Opdrachten
[1] Leg in één tot drie zinnen uit waarom het portret van Bob Hoskins Phil Collins noemt.
[2] Bewerk het portret van Bob Hoskins: schrijf het stuk dat begint met "Door HANS BEEREKAMP" en doorloopt tot en met "Hoskins (Bury St." opnieuw, met "gitarist" in plaats van "drummer".

Geciteerde tekst
────

Bob Hoskins
In een reeks portretten van
hedendaagse filmsterren deze week cockney-acteur Bob Hoskins, die in
'Felicia's Journey' van Atom Egoyan weer een innemende sadist speelt.
Door HANS BEEREKAMP
Op Michael Caine na is Bob Hoskins vermoedelijk de meest succesvolle
cockney-acteur uit de filmgeschiedenis. Hoskins vertoont een opvallende
fysieke overeenkomst met de ruim acht jaar jongere drummer, zanger,
songwriter en gelegenheidsacteur Phil Collins, ook al zo'n Londenaar in
de grote wereld, wiens onweerlegbare charme zijn lichamelijke
tekortkomingen meer dan compenseert. Robert Williams Hoskins (Bury St.

────

Uitgelichte records

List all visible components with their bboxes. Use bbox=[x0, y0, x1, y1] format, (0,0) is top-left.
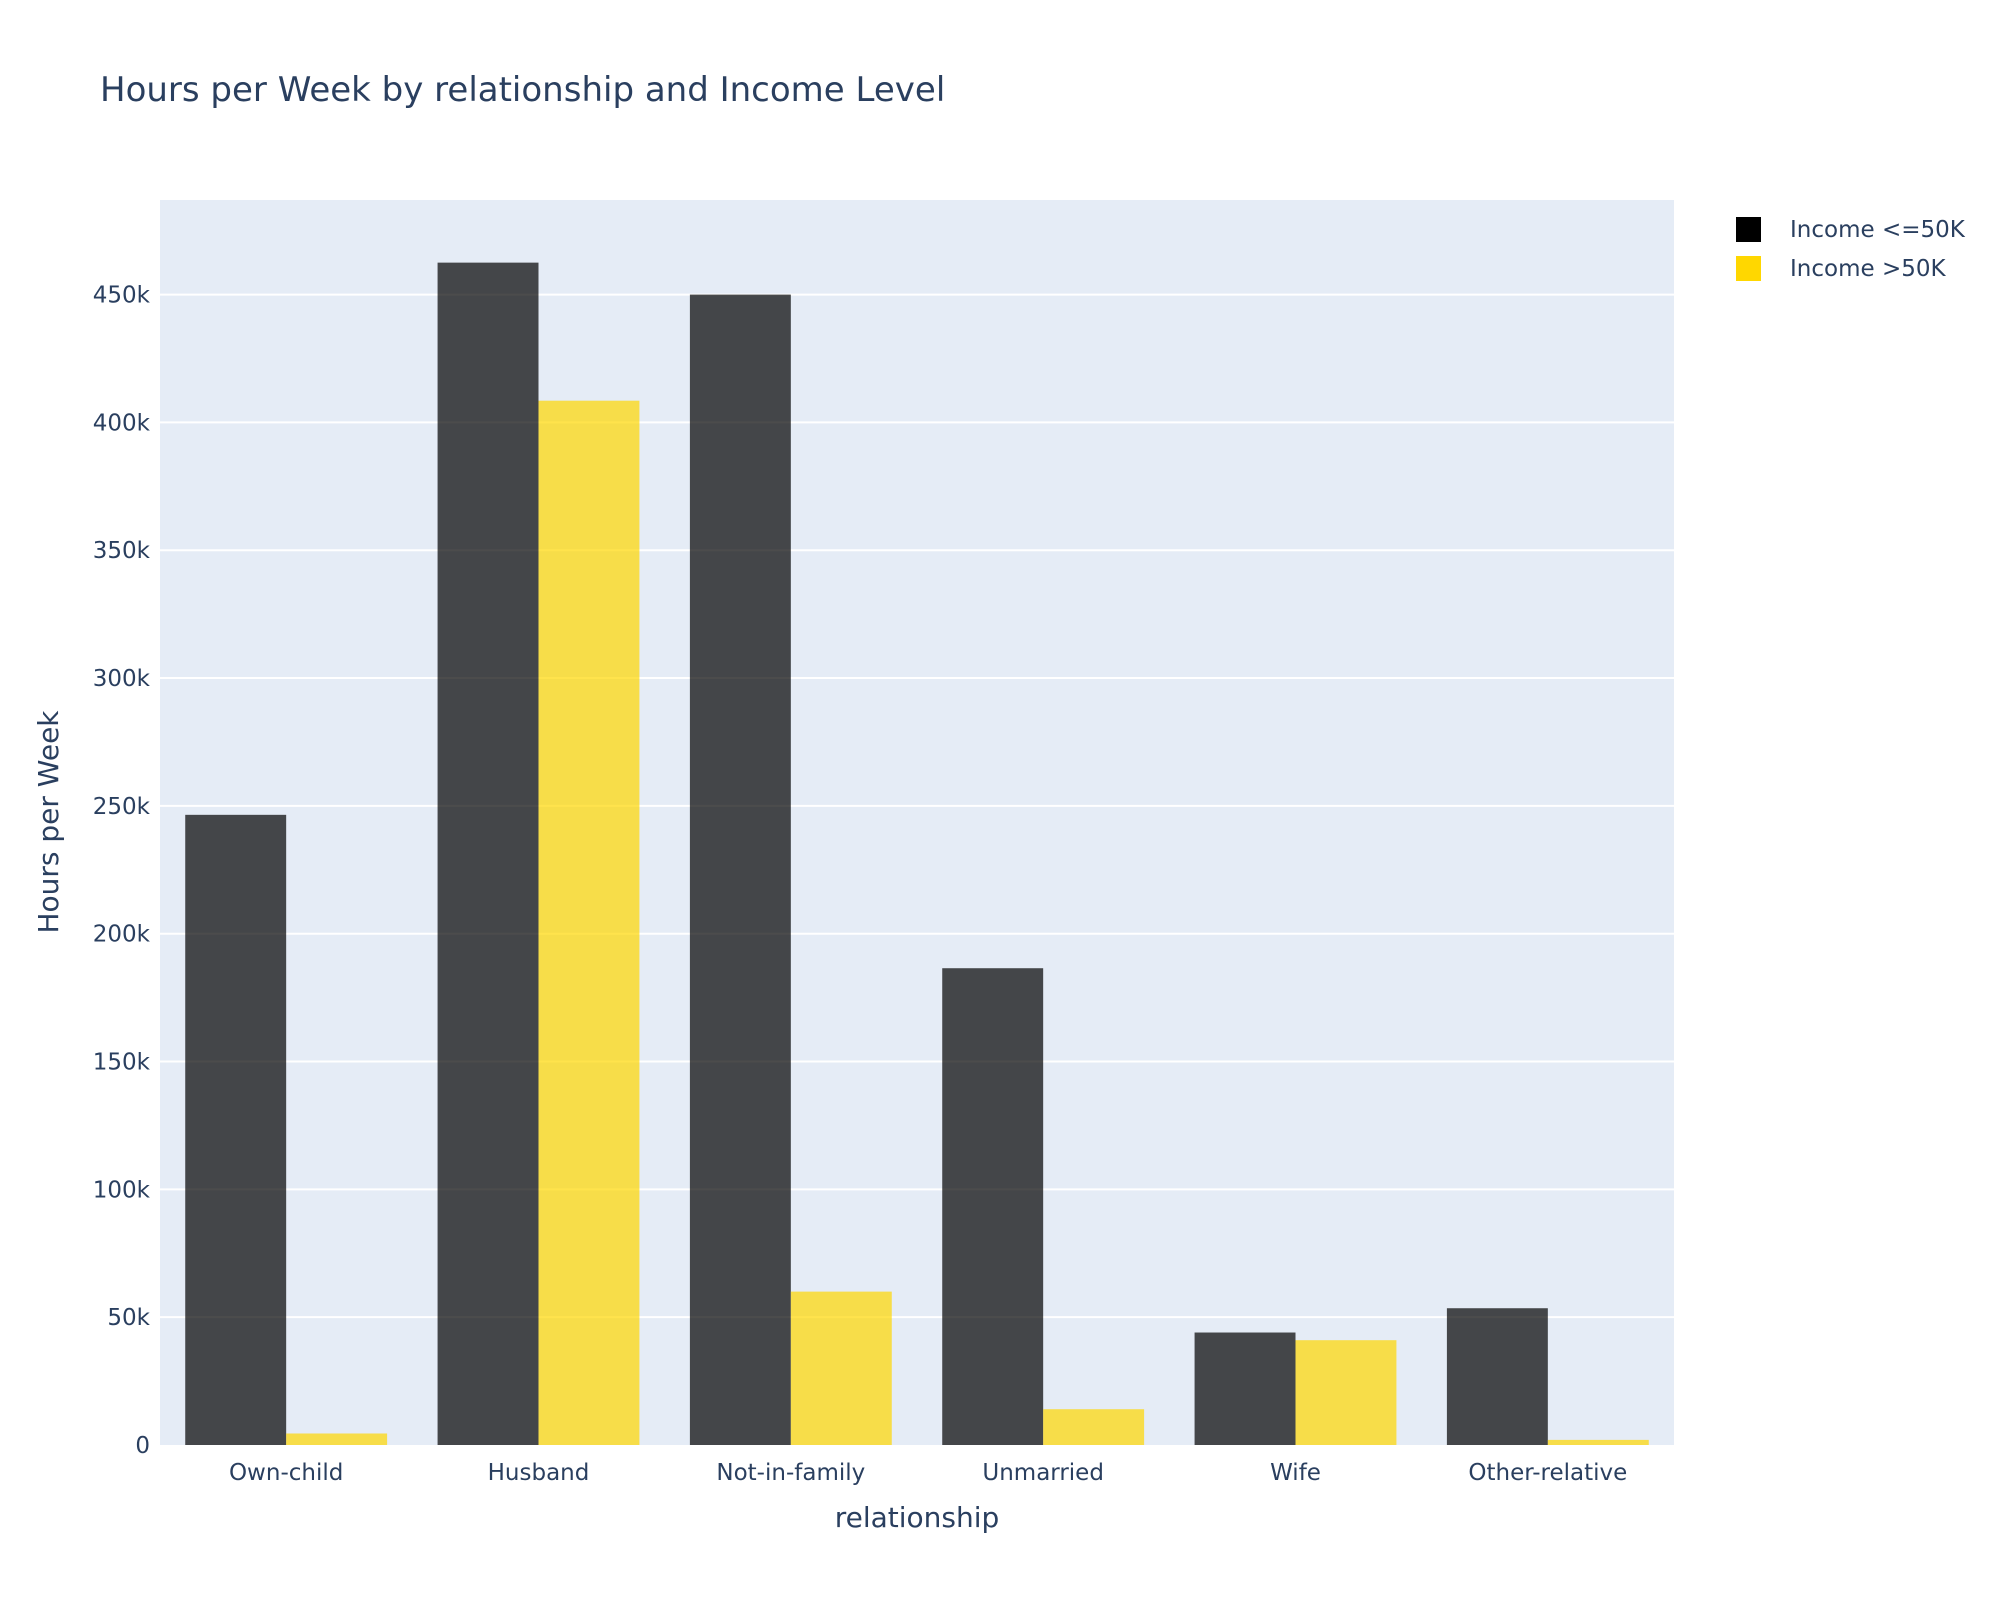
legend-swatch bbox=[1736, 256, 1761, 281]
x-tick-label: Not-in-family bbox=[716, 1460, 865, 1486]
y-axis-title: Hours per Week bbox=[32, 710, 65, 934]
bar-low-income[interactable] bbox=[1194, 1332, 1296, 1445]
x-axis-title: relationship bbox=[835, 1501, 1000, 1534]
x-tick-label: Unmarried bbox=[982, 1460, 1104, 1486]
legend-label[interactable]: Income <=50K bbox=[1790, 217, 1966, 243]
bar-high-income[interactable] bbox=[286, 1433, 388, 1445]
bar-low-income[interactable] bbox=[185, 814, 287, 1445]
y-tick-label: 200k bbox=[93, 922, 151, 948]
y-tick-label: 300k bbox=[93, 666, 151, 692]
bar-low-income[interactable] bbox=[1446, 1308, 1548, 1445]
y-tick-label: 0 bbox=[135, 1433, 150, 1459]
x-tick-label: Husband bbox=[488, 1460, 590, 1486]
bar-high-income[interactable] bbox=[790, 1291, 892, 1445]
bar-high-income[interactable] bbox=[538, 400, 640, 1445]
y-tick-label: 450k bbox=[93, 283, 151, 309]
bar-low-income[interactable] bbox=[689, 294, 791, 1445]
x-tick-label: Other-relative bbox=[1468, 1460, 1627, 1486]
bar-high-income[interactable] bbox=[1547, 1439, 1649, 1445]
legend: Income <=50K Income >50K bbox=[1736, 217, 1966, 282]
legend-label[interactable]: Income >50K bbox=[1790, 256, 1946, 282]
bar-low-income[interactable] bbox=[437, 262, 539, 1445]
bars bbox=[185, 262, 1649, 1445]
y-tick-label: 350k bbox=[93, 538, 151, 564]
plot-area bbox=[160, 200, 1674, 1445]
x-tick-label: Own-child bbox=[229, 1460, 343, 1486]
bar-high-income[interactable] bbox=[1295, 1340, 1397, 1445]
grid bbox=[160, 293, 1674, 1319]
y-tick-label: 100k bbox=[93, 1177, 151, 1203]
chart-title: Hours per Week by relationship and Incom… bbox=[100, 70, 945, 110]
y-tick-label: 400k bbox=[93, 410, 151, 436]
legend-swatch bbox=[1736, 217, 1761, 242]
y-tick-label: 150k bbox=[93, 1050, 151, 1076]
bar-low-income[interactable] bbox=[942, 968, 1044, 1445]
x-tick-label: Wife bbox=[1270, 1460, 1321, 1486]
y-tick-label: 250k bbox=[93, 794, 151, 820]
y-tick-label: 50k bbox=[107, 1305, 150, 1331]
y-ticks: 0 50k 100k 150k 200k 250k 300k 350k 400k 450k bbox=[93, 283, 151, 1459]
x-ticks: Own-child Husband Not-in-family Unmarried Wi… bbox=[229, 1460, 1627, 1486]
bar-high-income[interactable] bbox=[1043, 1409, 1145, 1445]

────

Uitwerkingen
[1] Hoskins vertoont een opvallende fysieke overeenkomst met Phil Collins. Collins is de ruim acht jaar jongere drummer, zanger, songwriter en gelegenheidsacteur en eveneens een Londenaar.

[2]
Door HANS BEEREKAMP
Op Michael Caine na is Bob Hoskins vermoedelijk de meest succesvolle
cockney-acteur uit de filmgeschiedenis. Hoskins vertoont een opvallende
fysieke overeenkomst met de ruim acht jaar jongere gitarist, zanger,
songwriter en gelegenheidsacteur Phil Collins, ook al zo'n Londenaar in
de grote wereld, wiens onweerlegbare charme zijn lichamelijke
tekortkomingen meer dan compenseert. Robert Williams Hoskins (Bury St.